Keep only the lines that hold the string "screen", filtering out the rest of the entries below.

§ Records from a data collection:
○ ○ ○ ○ ○
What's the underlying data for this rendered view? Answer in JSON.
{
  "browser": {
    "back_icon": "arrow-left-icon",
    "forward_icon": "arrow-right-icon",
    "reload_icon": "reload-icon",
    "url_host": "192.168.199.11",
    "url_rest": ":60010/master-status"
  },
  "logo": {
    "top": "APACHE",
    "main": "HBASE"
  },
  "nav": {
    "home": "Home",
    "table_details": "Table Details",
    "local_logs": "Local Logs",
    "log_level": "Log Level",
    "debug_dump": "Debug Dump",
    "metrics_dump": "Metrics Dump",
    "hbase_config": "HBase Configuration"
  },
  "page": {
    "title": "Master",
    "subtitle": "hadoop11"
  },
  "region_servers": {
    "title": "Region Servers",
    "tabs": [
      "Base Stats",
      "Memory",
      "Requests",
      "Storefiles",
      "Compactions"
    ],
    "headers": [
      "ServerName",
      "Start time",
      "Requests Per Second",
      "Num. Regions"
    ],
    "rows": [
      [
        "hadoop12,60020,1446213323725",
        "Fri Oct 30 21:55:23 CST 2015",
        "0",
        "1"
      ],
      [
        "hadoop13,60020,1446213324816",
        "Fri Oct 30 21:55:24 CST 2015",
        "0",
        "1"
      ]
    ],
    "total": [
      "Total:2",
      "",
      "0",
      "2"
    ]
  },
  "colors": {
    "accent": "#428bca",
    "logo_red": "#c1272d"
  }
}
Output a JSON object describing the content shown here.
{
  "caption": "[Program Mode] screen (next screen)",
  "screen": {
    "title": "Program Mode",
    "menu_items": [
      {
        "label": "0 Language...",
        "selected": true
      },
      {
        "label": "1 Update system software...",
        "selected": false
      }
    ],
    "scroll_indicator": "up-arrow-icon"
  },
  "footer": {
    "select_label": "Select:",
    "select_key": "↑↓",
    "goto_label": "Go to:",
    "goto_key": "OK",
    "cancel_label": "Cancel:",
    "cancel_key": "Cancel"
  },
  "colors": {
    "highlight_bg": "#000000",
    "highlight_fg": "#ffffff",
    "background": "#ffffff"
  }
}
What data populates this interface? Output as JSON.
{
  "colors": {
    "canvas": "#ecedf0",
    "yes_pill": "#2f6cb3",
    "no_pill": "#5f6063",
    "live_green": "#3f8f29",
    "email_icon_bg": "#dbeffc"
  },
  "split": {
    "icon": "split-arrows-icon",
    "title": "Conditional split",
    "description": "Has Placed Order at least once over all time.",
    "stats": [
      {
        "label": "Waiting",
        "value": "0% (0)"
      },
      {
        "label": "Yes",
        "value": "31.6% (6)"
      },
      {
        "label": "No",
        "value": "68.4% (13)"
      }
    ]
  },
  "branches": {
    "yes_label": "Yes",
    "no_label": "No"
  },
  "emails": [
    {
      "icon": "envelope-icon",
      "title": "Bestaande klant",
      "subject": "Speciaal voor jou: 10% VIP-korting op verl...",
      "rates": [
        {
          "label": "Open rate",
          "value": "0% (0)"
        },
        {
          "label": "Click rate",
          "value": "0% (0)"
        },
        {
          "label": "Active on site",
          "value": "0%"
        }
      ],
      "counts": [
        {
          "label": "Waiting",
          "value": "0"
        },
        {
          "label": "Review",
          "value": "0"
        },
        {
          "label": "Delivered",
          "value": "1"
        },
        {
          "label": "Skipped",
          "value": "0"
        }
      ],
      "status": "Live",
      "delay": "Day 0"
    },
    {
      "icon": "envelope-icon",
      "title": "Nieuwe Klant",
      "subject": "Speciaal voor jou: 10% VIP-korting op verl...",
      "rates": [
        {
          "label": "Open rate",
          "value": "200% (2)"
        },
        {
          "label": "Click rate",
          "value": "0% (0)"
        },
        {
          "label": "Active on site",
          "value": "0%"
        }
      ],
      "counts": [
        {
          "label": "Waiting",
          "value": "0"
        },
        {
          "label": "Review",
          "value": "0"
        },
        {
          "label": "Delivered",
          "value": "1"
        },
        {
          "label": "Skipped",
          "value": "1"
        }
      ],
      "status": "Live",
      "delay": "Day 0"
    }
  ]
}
○ ○ ○ ○ ○
§ Final answer:
  "caption": "[Program Mode] screen (next screen)",
  "screen": {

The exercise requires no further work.